» **Directive 1**
Output the passage on Pakistan's economy word for word from "Unlike India, Pakistan’s" to "Logistics Performance Index.".

» **Page extract**

Pakistan is presently passing through an unprecedented energy crisis. The demand exceeds supply and hence load-shedding is a common phenomenon through frequent power shutdowns. Pakistan needs about 18,000 MW per day. Presently, it can produce about 13,000 MW per day and thus there is a shortfall of about 5000MW per day. This shortage is badly affecting industry, commerce and daily life of people.
The demand for natural gas and oil has increased manifold, likely to burden the economy further as a result of the growing Middle East crisis. The government has planned major initiatives including three gas import pipelines, Gwadar port as energy hub and LNG import to meet energy shortage. Pakistan’s economic growth is heavily reliant on its textile industry, contributing over $10 billion annually in terms of foreign exchange by consuming the total cotton crop. During last fiscal year, textile industry exports contributed $14 billion in country’s total exports of $25 billion. But it is also true that textile industry is losing 30 per cent of the production due to prevailing energy shortage. Installation of Captive Power Plants (CPPs) by the spinning industry has also failed to deliver desired results, as availability of gas as a cheap fuel for these CPPs is becoming a question mark with every passing day. The textile industry was already denied gas for over 100 days during the last fiscal. It is also for the first time in the history that the SNGPL has cut the supply to the textile industry during summer this year. Textile industry has yet to witness the worst in coming winter. The government is fully attentive to the fact and trying its level best to ensure uninterrupted electricity and gas to the industry.
Unlike India, Pakistan’s IT sector consists of a web of small firms and many of the entrepreneurs started from very low levels to make entry in the business. The industry revenues are exceeding $2 billion a year and are projected to reach $11 billion by 2016, according to Pakistan Software Houses Association (P@SHA). Many firms are seeing their sales grow at an annual rate of over 30 per cent. This target can be achieved much earlier than 2016 provided the government is supportive the growth of IT industry. Pakistan has been able to achieve these growth rates despite ranking 120th on the infrastructure and logistics components of the World Bank’s Logistics Performance Index.

» **Input**
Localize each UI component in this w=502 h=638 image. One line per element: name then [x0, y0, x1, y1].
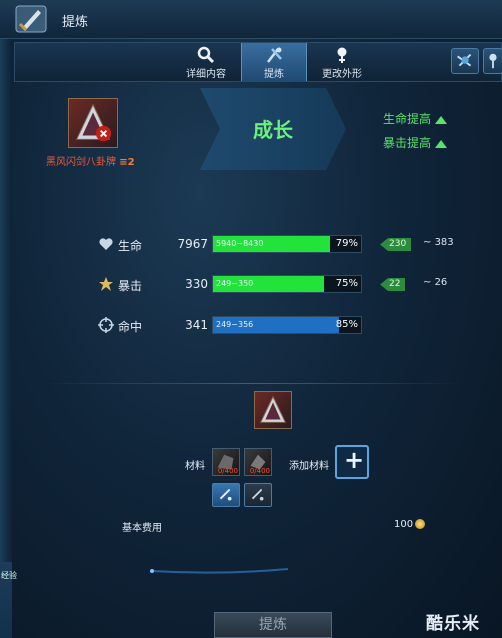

* * *

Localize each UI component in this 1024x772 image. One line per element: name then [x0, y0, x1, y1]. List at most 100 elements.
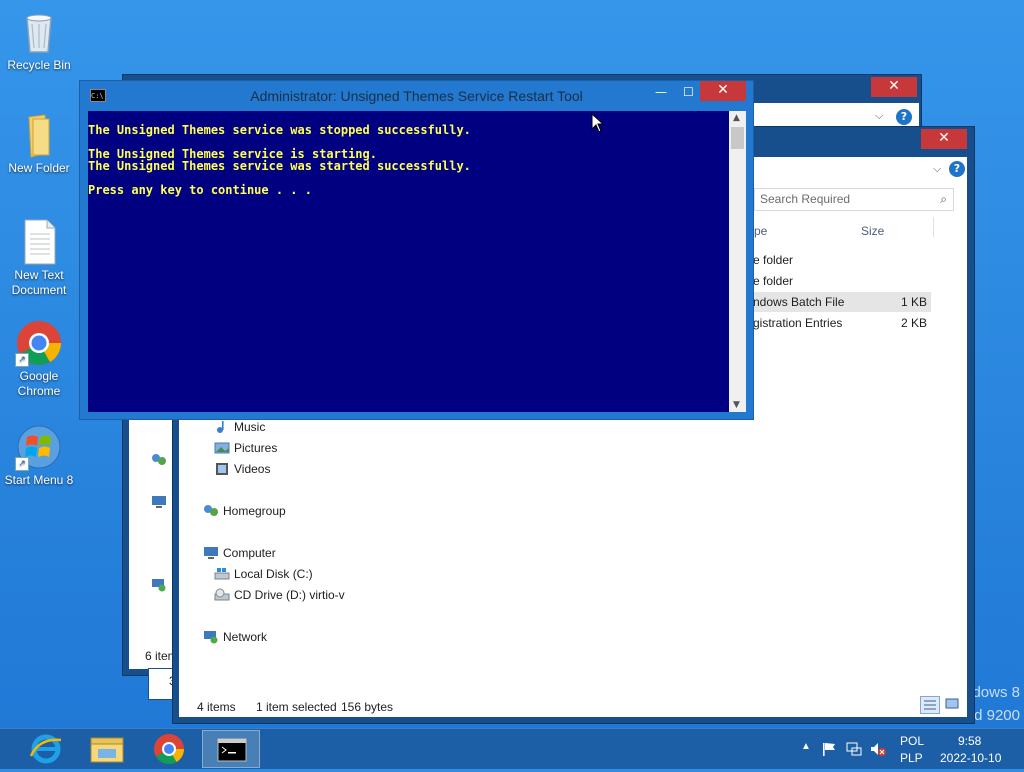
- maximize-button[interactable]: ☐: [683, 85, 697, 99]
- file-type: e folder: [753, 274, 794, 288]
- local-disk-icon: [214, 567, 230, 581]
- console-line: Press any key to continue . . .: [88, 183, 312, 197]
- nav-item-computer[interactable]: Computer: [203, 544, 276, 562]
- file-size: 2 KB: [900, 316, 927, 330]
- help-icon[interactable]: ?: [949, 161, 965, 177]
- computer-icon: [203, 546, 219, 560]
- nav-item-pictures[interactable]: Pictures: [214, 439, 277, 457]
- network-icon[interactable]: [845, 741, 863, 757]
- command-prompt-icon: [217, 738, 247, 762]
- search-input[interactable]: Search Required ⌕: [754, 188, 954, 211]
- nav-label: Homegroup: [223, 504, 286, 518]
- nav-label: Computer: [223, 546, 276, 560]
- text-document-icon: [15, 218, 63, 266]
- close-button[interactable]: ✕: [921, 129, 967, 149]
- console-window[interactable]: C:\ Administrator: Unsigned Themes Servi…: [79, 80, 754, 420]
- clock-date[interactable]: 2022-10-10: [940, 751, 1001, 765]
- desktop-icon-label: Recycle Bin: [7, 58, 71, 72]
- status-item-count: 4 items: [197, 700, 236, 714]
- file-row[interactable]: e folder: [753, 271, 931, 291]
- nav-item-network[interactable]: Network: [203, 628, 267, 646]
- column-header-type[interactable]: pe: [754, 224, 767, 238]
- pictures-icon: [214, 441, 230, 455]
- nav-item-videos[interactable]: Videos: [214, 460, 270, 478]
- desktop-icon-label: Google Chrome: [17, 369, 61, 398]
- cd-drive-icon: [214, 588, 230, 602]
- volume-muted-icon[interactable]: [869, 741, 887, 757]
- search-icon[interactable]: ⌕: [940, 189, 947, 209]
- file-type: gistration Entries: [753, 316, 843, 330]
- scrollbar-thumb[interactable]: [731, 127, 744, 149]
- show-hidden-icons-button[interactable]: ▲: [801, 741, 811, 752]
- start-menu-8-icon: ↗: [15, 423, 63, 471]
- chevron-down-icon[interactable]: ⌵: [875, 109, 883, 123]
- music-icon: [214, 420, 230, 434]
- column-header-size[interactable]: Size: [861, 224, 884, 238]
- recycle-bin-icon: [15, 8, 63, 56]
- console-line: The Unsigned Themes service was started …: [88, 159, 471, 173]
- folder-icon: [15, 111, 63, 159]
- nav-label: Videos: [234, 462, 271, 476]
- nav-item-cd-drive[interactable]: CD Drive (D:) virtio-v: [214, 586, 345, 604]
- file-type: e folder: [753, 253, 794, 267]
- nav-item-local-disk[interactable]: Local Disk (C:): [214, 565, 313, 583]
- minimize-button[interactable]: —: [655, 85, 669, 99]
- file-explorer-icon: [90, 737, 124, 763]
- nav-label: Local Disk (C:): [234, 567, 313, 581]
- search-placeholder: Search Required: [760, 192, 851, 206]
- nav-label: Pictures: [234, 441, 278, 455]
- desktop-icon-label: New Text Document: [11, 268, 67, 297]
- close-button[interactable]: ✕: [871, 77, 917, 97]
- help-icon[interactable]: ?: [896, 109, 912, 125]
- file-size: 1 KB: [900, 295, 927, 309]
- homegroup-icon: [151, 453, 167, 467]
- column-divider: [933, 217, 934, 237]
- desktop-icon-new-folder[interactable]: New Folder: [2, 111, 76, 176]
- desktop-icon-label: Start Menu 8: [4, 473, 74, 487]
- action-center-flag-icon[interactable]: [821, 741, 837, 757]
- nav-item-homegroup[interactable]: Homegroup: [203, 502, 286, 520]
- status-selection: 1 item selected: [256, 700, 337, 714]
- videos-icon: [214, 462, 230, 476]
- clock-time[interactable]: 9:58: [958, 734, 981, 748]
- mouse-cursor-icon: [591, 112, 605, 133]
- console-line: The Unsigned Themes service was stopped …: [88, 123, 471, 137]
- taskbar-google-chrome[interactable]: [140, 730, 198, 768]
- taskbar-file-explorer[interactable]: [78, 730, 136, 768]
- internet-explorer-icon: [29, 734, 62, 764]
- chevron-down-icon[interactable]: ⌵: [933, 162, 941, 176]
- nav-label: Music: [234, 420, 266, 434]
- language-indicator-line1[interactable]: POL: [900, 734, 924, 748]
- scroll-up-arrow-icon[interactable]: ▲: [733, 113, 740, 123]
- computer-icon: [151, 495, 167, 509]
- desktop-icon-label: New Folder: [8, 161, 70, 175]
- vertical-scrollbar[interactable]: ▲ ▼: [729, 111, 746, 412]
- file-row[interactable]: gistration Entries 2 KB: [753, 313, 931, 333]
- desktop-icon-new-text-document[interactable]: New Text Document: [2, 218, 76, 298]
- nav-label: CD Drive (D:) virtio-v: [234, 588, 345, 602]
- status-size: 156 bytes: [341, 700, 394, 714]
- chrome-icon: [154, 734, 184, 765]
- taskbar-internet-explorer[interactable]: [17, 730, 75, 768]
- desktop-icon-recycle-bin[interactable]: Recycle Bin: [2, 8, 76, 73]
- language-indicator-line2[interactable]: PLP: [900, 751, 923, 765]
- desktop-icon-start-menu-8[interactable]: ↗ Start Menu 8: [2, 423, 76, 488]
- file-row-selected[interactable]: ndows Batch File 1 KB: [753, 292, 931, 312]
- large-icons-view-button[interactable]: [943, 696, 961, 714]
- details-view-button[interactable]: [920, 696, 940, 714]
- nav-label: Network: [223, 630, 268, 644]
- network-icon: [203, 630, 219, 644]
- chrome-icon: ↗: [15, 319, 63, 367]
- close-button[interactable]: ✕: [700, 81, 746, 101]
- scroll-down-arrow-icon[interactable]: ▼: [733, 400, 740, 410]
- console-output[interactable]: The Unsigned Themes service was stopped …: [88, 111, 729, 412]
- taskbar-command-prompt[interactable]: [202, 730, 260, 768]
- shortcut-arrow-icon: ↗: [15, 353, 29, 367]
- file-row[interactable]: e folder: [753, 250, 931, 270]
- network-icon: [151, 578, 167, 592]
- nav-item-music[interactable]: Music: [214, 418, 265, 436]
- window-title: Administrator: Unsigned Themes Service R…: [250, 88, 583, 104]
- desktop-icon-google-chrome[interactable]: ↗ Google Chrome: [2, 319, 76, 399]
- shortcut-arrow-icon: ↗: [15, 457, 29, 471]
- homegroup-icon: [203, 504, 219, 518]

» **Directive 2**
Return the entries from the line with "Localize each UI component in this 1024x772" to the line with "- volume-muted-icon[interactable]: [869, 741, 887, 757]", unchanged and including both of those lines, and leave the pictures out.

» **Written solution 1**
Unlike India, Pakistan’s IT sector consists of a web of small firms and many of the entrepreneurs started from very low levels to make entry in the business. The industry revenues are exceeding $2 billion a year and are projected to reach $11 billion by 2016, according to Pakistan Software Houses Association (P@SHA). Many firms are seeing their sales grow at an annual rate of over 30 per cent. This target can be achieved much earlier than 2016 provided the government is supportive the growth of IT industry. Pakistan has been able to achieve these growth rates despite ranking 120th on the infrastructure and logistics components of the World Bank’s Logistics Performance Index.

» **Written solution 2**
Localize each UI component in this 1024x772 image. One line per element: name then [x0, y0, x1, y1]. List at most 100 elements.
- maximize-button[interactable]: ☐: [683, 85, 697, 99]
- file-type: e folder: [753, 274, 794, 288]
- local-disk-icon: [214, 567, 230, 581]
- console-line: Press any key to continue . . .: [88, 183, 312, 197]
- nav-item-computer[interactable]: Computer: [203, 544, 276, 562]
- file-size: 2 KB: [900, 316, 927, 330]
- help-icon[interactable]: ?: [949, 161, 965, 177]
- computer-icon: [203, 546, 219, 560]
- nav-item-pictures[interactable]: Pictures: [214, 439, 277, 457]
- network-icon[interactable]: [845, 741, 863, 757]
- command-prompt-icon: [217, 738, 247, 762]
- search-input[interactable]: Search Required ⌕: [754, 188, 954, 211]
- nav-label: Homegroup: [223, 504, 286, 518]
- nav-label: Computer: [223, 546, 276, 560]
- text-document-icon: [15, 218, 63, 266]
- close-button[interactable]: ✕: [921, 129, 967, 149]
- console-window[interactable]: C:\ Administrator: Unsigned Themes Servi…: [79, 80, 754, 420]
- clock-date[interactable]: 2022-10-10: [940, 751, 1001, 765]
- desktop-icon-label: Recycle Bin: [7, 58, 71, 72]
- status-item-count: 4 items: [197, 700, 236, 714]
- file-row[interactable]: e folder: [753, 271, 931, 291]
- nav-item-network[interactable]: Network: [203, 628, 267, 646]
- column-header-type[interactable]: pe: [754, 224, 767, 238]
- pictures-icon: [214, 441, 230, 455]
- nav-item-videos[interactable]: Videos: [214, 460, 270, 478]
- desktop-icon-label: Google Chrome: [17, 369, 61, 398]
- cd-drive-icon: [214, 588, 230, 602]
- volume-muted-icon[interactable]: [869, 741, 887, 757]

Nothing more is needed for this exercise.